* Begin Records shown *

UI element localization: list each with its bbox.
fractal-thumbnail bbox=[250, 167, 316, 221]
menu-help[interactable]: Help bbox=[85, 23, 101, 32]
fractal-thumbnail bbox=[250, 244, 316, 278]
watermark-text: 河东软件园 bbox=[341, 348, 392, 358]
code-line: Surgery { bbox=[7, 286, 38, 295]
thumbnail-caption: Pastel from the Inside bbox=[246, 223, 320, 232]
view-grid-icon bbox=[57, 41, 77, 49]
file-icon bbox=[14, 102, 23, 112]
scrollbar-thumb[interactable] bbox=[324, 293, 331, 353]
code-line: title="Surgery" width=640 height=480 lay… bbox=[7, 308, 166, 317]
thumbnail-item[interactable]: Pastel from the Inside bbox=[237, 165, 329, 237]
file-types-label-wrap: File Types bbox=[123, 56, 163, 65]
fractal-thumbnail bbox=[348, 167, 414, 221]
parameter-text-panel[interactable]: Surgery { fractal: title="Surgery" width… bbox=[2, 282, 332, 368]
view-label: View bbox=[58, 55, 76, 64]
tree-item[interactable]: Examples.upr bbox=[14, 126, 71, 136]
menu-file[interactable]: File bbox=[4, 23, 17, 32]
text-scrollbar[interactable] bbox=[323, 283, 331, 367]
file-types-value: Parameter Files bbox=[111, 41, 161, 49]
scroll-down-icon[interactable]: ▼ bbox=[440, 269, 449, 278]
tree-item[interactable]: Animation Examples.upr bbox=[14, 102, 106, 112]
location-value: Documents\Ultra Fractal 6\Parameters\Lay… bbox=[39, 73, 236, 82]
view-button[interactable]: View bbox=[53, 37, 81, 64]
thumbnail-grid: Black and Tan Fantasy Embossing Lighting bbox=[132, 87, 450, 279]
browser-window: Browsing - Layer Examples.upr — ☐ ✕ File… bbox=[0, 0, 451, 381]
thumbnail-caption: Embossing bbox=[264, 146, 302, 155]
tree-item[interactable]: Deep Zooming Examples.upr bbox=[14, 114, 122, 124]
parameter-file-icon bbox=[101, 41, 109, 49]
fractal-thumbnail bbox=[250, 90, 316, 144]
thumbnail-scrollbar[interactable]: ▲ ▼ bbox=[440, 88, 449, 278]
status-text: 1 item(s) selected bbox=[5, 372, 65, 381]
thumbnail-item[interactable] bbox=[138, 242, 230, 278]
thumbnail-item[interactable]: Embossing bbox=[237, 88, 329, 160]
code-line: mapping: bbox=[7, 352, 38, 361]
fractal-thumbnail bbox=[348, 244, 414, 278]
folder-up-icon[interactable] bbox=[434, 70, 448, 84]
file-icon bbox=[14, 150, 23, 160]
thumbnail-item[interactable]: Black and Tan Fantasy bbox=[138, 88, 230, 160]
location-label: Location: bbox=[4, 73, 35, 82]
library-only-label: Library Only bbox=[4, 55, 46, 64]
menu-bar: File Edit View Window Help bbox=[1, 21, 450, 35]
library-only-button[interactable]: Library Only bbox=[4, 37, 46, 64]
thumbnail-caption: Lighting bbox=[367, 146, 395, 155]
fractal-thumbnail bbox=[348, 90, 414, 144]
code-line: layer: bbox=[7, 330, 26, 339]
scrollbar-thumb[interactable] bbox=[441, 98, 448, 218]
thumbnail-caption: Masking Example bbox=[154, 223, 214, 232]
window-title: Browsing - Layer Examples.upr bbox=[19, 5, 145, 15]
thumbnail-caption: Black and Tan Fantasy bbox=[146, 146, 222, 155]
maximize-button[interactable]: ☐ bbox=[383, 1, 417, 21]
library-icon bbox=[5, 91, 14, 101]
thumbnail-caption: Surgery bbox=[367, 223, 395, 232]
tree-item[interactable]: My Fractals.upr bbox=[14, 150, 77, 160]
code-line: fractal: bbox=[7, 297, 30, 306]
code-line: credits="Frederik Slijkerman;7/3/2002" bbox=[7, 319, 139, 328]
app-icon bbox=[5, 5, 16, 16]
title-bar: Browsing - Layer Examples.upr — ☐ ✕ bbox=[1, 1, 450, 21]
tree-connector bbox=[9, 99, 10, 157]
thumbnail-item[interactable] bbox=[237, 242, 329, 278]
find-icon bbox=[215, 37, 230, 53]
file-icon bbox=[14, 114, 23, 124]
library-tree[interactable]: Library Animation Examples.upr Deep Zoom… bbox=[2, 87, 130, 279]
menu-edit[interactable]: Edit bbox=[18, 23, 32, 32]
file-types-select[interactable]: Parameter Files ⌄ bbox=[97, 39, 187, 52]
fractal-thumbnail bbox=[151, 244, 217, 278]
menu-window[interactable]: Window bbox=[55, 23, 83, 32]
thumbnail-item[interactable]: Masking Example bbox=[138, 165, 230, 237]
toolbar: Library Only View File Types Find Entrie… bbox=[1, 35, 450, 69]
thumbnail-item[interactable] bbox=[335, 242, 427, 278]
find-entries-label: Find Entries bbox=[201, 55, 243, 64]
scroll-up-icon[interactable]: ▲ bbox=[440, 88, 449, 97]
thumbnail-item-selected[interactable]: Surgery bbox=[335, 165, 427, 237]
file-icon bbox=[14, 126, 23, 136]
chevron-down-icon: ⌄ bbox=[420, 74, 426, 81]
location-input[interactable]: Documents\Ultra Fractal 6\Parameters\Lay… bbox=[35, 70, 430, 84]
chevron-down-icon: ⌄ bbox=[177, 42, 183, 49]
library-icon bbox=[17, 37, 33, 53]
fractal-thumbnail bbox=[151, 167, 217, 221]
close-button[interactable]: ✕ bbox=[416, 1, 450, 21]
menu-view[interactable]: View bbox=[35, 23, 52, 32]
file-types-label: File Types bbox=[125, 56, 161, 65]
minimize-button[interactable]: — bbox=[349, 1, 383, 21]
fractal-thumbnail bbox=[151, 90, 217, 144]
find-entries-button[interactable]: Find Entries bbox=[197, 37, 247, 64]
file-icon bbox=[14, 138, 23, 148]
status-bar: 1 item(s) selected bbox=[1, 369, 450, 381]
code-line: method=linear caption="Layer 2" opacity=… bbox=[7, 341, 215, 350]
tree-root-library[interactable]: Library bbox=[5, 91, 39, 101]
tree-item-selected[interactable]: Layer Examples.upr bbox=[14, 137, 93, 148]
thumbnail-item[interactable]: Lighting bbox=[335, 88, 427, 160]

* End Records shown *

(Problem to work on):
Quote all of the records above word for word, changing nothing.

(Response to the task):
UI element localization: list each with its bbox.
fractal-thumbnail bbox=[250, 167, 316, 221]
menu-help[interactable]: Help bbox=[85, 23, 101, 32]
fractal-thumbnail bbox=[250, 244, 316, 278]
watermark-text: 河东软件园 bbox=[341, 348, 392, 358]
code-line: Surgery { bbox=[7, 286, 38, 295]
thumbnail-caption: Pastel from the Inside bbox=[246, 223, 320, 232]
view-grid-icon bbox=[57, 41, 77, 49]
file-icon bbox=[14, 102, 23, 112]
scrollbar-thumb[interactable] bbox=[324, 293, 331, 353]
code-line: title="Surgery" width=640 height=480 lay… bbox=[7, 308, 166, 317]
thumbnail-item[interactable]: Pastel from the Inside bbox=[237, 165, 329, 237]
file-types-label-wrap: File Types bbox=[123, 56, 163, 65]
fractal-thumbnail bbox=[348, 167, 414, 221]
parameter-text-panel[interactable]: Surgery { fractal: title="Surgery" width… bbox=[2, 282, 332, 368]
view-label: View bbox=[58, 55, 76, 64]
tree-item[interactable]: Examples.upr bbox=[14, 126, 71, 136]
menu-file[interactable]: File bbox=[4, 23, 17, 32]
text-scrollbar[interactable] bbox=[323, 283, 331, 367]
file-types-value: Parameter Files bbox=[111, 41, 161, 49]
scroll-down-icon[interactable]: ▼ bbox=[440, 269, 449, 278]
tree-item[interactable]: Animation Examples.upr bbox=[14, 102, 106, 112]
location-value: Documents\Ultra Fractal 6\Parameters\Lay… bbox=[39, 73, 236, 82]
view-button[interactable]: View bbox=[53, 37, 81, 64]
thumbnail-grid: Black and Tan Fantasy Embossing Lighting bbox=[132, 87, 450, 279]
browser-window: Browsing - Layer Examples.upr — ☐ ✕ File… bbox=[0, 0, 451, 381]
thumbnail-caption: Embossing bbox=[264, 146, 302, 155]
tree-item[interactable]: Deep Zooming Examples.upr bbox=[14, 114, 122, 124]
parameter-file-icon bbox=[101, 41, 109, 49]
fractal-thumbnail bbox=[250, 90, 316, 144]
thumbnail-scrollbar[interactable]: ▲ ▼ bbox=[440, 88, 449, 278]
status-text: 1 item(s) selected bbox=[5, 372, 65, 381]
thumbnail-item[interactable] bbox=[138, 242, 230, 278]
thumbnail-item[interactable]: Embossing bbox=[237, 88, 329, 160]
code-line: mapping: bbox=[7, 352, 38, 361]
fractal-thumbnail bbox=[348, 244, 414, 278]
folder-up-icon[interactable] bbox=[434, 70, 448, 84]
file-icon bbox=[14, 150, 23, 160]
thumbnail-item[interactable]: Black and Tan Fantasy bbox=[138, 88, 230, 160]
location-label: Location: bbox=[4, 73, 35, 82]
library-only-label: Library Only bbox=[4, 55, 46, 64]
menu-bar: File Edit View Window Help bbox=[1, 21, 450, 35]
library-only-button[interactable]: Library Only bbox=[4, 37, 46, 64]
thumbnail-caption: Lighting bbox=[367, 146, 395, 155]
fractal-thumbnail bbox=[348, 90, 414, 144]
code-line: layer: bbox=[7, 330, 26, 339]
scrollbar-thumb[interactable] bbox=[441, 98, 448, 218]
thumbnail-caption: Masking Example bbox=[154, 223, 214, 232]
window-title: Browsing - Layer Examples.upr bbox=[19, 5, 145, 15]
thumbnail-caption: Black and Tan Fantasy bbox=[146, 146, 222, 155]
maximize-button[interactable]: ☐ bbox=[383, 1, 417, 21]
library-icon bbox=[5, 91, 14, 101]
thumbnail-caption: Surgery bbox=[367, 223, 395, 232]
tree-item[interactable]: My Fractals.upr bbox=[14, 150, 77, 160]
code-line: fractal: bbox=[7, 297, 30, 306]
code-line: credits="Frederik Slijkerman;7/3/2002" bbox=[7, 319, 139, 328]
app-icon bbox=[5, 5, 16, 16]
title-bar: Browsing - Layer Examples.upr — ☐ ✕ bbox=[1, 1, 450, 21]
tree-connector bbox=[9, 99, 10, 157]
thumbnail-item[interactable] bbox=[237, 242, 329, 278]
find-icon bbox=[215, 37, 230, 53]
file-icon bbox=[14, 114, 23, 124]
library-tree[interactable]: Library Animation Examples.upr Deep Zoom… bbox=[2, 87, 130, 279]
menu-edit[interactable]: Edit bbox=[18, 23, 32, 32]
file-types-select[interactable]: Parameter Files ⌄ bbox=[97, 39, 187, 52]
fractal-thumbnail bbox=[151, 244, 217, 278]
menu-window[interactable]: Window bbox=[55, 23, 83, 32]
thumbnail-item[interactable]: Masking Example bbox=[138, 165, 230, 237]
toolbar: Library Only View File Types Find Entrie… bbox=[1, 35, 450, 69]
thumbnail-item[interactable] bbox=[335, 242, 427, 278]
find-entries-label: Find Entries bbox=[201, 55, 243, 64]
scroll-up-icon[interactable]: ▲ bbox=[440, 88, 449, 97]
thumbnail-item-selected[interactable]: Surgery bbox=[335, 165, 427, 237]
file-icon bbox=[14, 126, 23, 136]
chevron-down-icon: ⌄ bbox=[420, 74, 426, 81]
location-input[interactable]: Documents\Ultra Fractal 6\Parameters\Lay… bbox=[35, 70, 430, 84]
chevron-down-icon: ⌄ bbox=[177, 42, 183, 49]
library-icon bbox=[17, 37, 33, 53]
fractal-thumbnail bbox=[151, 167, 217, 221]
close-button[interactable]: ✕ bbox=[416, 1, 450, 21]
menu-view[interactable]: View bbox=[35, 23, 52, 32]
file-types-label: File Types bbox=[125, 56, 161, 65]
minimize-button[interactable]: — bbox=[349, 1, 383, 21]
fractal-thumbnail bbox=[151, 90, 217, 144]
find-entries-button[interactable]: Find Entries bbox=[197, 37, 247, 64]
file-icon bbox=[14, 138, 23, 148]
status-bar: 1 item(s) selected bbox=[1, 369, 450, 381]
code-line: method=linear caption="Layer 2" opacity=… bbox=[7, 341, 215, 350]
tree-root-library[interactable]: Library bbox=[5, 91, 39, 101]
tree-item-selected[interactable]: Layer Examples.upr bbox=[14, 137, 93, 148]
thumbnail-item[interactable]: Lighting bbox=[335, 88, 427, 160]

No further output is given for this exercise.